SUPPLIED MATERIAL:
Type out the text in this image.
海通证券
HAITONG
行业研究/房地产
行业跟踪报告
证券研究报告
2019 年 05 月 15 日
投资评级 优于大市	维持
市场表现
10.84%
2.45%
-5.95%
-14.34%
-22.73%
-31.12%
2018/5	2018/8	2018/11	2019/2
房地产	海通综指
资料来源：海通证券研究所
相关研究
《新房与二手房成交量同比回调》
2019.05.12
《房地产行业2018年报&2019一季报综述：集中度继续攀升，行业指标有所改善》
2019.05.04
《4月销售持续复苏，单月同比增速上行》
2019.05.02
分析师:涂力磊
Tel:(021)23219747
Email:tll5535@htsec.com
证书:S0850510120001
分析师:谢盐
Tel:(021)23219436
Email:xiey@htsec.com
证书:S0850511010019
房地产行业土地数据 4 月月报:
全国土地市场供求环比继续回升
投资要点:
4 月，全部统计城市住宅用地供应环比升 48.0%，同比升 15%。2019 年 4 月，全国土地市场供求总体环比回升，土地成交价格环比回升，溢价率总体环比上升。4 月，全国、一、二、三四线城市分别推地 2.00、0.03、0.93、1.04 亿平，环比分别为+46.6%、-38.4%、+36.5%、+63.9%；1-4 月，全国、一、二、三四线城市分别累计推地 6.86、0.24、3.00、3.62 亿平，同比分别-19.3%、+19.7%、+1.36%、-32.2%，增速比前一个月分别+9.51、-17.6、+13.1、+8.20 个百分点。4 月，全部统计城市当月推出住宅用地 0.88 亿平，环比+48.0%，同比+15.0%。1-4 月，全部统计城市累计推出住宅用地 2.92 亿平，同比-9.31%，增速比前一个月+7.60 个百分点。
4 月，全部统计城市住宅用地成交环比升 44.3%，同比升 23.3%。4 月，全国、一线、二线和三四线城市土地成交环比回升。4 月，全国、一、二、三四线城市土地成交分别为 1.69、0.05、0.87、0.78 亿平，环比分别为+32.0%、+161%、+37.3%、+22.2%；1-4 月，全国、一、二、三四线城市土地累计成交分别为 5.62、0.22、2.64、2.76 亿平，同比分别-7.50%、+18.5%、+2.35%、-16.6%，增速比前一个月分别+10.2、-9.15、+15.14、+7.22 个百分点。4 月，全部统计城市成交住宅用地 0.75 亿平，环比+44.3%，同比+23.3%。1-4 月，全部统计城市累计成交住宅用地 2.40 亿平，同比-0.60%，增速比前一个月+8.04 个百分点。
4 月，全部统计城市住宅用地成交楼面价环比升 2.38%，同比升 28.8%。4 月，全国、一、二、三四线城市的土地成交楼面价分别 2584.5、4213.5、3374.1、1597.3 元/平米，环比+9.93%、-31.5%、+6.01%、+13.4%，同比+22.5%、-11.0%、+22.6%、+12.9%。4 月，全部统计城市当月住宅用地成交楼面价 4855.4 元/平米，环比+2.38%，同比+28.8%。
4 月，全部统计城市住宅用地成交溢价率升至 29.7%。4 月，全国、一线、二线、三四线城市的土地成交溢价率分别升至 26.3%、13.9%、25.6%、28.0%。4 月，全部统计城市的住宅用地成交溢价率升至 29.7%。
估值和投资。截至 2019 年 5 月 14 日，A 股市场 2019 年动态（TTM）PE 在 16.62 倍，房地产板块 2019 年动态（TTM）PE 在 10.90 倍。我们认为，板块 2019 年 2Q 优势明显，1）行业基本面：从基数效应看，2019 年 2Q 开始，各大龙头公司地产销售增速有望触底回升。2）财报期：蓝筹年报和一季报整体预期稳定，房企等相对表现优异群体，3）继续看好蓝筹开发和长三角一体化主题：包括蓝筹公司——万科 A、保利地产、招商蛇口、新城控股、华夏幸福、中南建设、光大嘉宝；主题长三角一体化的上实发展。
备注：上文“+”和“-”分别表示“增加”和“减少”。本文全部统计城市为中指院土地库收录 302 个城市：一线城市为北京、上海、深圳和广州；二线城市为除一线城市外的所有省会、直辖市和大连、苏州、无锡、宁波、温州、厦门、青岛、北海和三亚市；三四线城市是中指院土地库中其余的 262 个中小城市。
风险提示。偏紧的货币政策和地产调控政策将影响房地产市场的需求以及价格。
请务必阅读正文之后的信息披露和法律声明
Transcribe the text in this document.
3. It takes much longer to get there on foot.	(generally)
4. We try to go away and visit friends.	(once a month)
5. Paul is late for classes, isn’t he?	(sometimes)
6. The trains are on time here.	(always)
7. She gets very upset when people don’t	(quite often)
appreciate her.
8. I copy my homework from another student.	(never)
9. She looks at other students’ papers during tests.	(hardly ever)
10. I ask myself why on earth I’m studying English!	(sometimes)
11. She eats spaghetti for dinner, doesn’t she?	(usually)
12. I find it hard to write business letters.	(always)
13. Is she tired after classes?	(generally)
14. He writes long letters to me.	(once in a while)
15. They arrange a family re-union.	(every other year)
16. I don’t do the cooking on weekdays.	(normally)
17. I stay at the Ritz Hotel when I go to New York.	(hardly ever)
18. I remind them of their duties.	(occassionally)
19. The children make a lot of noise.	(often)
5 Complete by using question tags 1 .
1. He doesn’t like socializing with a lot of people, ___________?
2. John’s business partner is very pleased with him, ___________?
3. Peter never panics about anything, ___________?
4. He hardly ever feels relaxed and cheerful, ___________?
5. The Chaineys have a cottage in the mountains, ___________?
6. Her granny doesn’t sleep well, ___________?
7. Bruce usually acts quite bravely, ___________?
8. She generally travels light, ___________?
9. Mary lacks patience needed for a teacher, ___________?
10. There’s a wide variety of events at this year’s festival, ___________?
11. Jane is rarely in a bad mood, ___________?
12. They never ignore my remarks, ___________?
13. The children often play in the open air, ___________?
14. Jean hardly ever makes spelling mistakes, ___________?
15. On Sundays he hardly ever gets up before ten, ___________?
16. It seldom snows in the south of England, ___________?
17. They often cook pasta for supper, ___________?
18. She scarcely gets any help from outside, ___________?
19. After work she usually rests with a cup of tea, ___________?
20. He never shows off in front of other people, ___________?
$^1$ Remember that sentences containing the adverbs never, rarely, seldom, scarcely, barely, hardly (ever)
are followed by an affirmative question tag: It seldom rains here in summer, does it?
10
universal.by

THE PROBLEM: Once more, set down the full listing, verbatim.

COMPLETE ANSWER:
Type out the text in this image.
海通证券
HAITONG
行业研究/房地产
行业跟踪报告
证券研究报告
2019 年 05 月 15 日
投资评级 优于大市	维持
市场表现
10.84%
2.45%
-5.95%
-14.34%
-22.73%
-31.12%
2018/5	2018/8	2018/11	2019/2
房地产	海通综指
资料来源：海通证券研究所
相关研究
《新房与二手房成交量同比回调》
2019.05.12
《房地产行业2018年报&2019一季报综述：集中度继续攀升，行业指标有所改善》
2019.05.04
《4月销售持续复苏，单月同比增速上行》
2019.05.02
分析师:涂力磊
Tel:(021)23219747
Email:tll5535@htsec.com
证书:S0850510120001
分析师:谢盐
Tel:(021)23219436
Email:xiey@htsec.com
证书:S0850511010019
房地产行业土地数据 4 月月报:
全国土地市场供求环比继续回升
投资要点:
4 月，全部统计城市住宅用地供应环比升 48.0%，同比升 15%。2019 年 4 月，全国土地市场供求总体环比回升，土地成交价格环比回升，溢价率总体环比上升。4 月，全国、一、二、三四线城市分别推地 2.00、0.03、0.93、1.04 亿平，环比分别为+46.6%、-38.4%、+36.5%、+63.9%；1-4 月，全国、一、二、三四线城市分别累计推地 6.86、0.24、3.00、3.62 亿平，同比分别-19.3%、+19.7%、+1.36%、-32.2%，增速比前一个月分别+9.51、-17.6、+13.1、+8.20 个百分点。4 月，全部统计城市当月推出住宅用地 0.88 亿平，环比+48.0%，同比+15.0%。1-4 月，全部统计城市累计推出住宅用地 2.92 亿平，同比-9.31%，增速比前一个月+7.60 个百分点。
4 月，全部统计城市住宅用地成交环比升 44.3%，同比升 23.3%。4 月，全国、一线、二线和三四线城市土地成交环比回升。4 月，全国、一、二、三四线城市土地成交分别为 1.69、0.05、0.87、0.78 亿平，环比分别为+32.0%、+161%、+37.3%、+22.2%；1-4 月，全国、一、二、三四线城市土地累计成交分别为 5.62、0.22、2.64、2.76 亿平，同比分别-7.50%、+18.5%、+2.35%、-16.6%，增速比前一个月分别+10.2、-9.15、+15.14、+7.22 个百分点。4 月，全部统计城市成交住宅用地 0.75 亿平，环比+44.3%，同比+23.3%。1-4 月，全部统计城市累计成交住宅用地 2.40 亿平，同比-0.60%，增速比前一个月+8.04 个百分点。
4 月，全部统计城市住宅用地成交楼面价环比升 2.38%，同比升 28.8%。4 月，全国、一、二、三四线城市的土地成交楼面价分别 2584.5、4213.5、3374.1、1597.3 元/平米，环比+9.93%、-31.5%、+6.01%、+13.4%，同比+22.5%、-11.0%、+22.6%、+12.9%。4 月，全部统计城市当月住宅用地成交楼面价 4855.4 元/平米，环比+2.38%，同比+28.8%。
4 月，全部统计城市住宅用地成交溢价率升至 29.7%。4 月，全国、一线、二线、三四线城市的土地成交溢价率分别升至 26.3%、13.9%、25.6%、28.0%。4 月，全部统计城市的住宅用地成交溢价率升至 29.7%。
估值和投资。截至 2019 年 5 月 14 日，A 股市场 2019 年动态（TTM）PE 在 16.62 倍，房地产板块 2019 年动态（TTM）PE 在 10.90 倍。我们认为，板块 2019 年 2Q 优势明显，1）行业基本面：从基数效应看，2019 年 2Q 开始，各大龙头公司地产销售增速有望触底回升。2）财报期：蓝筹年报和一季报整体预期稳定，房企等相对表现优异群体，3）继续看好蓝筹开发和长三角一体化主题：包括蓝筹公司——万科 A、保利地产、招商蛇口、新城控股、华夏幸福、中南建设、光大嘉宝；主题长三角一体化的上实发展。
备注：上文“+”和“-”分别表示“增加”和“减少”。本文全部统计城市为中指院土地库收录 302 个城市：一线城市为北京、上海、深圳和广州；二线城市为除一线城市外的所有省会、直辖市和大连、苏州、无锡、宁波、温州、厦门、青岛、北海和三亚市；三四线城市是中指院土地库中其余的 262 个中小城市。
风险提示。偏紧的货币政策和地产调控政策将影响房地产市场的需求以及价格。
请务必阅读正文之后的信息披露和法律声明
Transcribe the text in this document.
3. It takes much longer to get there on foot.	(generally)
4. We try to go away and visit friends.	(once a month)
5. Paul is late for classes, isn’t he?	(sometimes)
6. The trains are on time here.	(always)
7. She gets very upset when people don’t	(quite often)
appreciate her.
8. I copy my homework from another student.	(never)
9. She looks at other students’ papers during tests.	(hardly ever)
10. I ask myself why on earth I’m studying English!	(sometimes)
11. She eats spaghetti for dinner, doesn’t she?	(usually)
12. I find it hard to write business letters.	(always)
13. Is she tired after classes?	(generally)
14. He writes long letters to me.	(once in a while)
15. They arrange a family re-union.	(every other year)
16. I don’t do the cooking on weekdays.	(normally)
17. I stay at the Ritz Hotel when I go to New York.	(hardly ever)
18. I remind them of their duties.	(occassionally)
19. The children make a lot of noise.	(often)
5 Complete by using question tags 1 .
1. He doesn’t like socializing with a lot of people, ___________?
2. John’s business partner is very pleased with him, ___________?
3. Peter never panics about anything, ___________?
4. He hardly ever feels relaxed and cheerful, ___________?
5. The Chaineys have a cottage in the mountains, ___________?
6. Her granny doesn’t sleep well, ___________?
7. Bruce usually acts quite bravely, ___________?
8. She generally travels light, ___________?
9. Mary lacks patience needed for a teacher, ___________?
10. There’s a wide variety of events at this year’s festival, ___________?
11. Jane is rarely in a bad mood, ___________?
12. They never ignore my remarks, ___________?
13. The children often play in the open air, ___________?
14. Jean hardly ever makes spelling mistakes, ___________?
15. On Sundays he hardly ever gets up before ten, ___________?
16. It seldom snows in the south of England, ___________?
17. They often cook pasta for supper, ___________?
18. She scarcely gets any help from outside, ___________?
19. After work she usually rests with a cup of tea, ___________?
20. He never shows off in front of other people, ___________?
$^1$ Remember that sentences containing the adverbs never, rarely, seldom, scarcely, barely, hardly (ever)
are followed by an affirmative question tag: It seldom rains here in summer, does it?
10
universal.by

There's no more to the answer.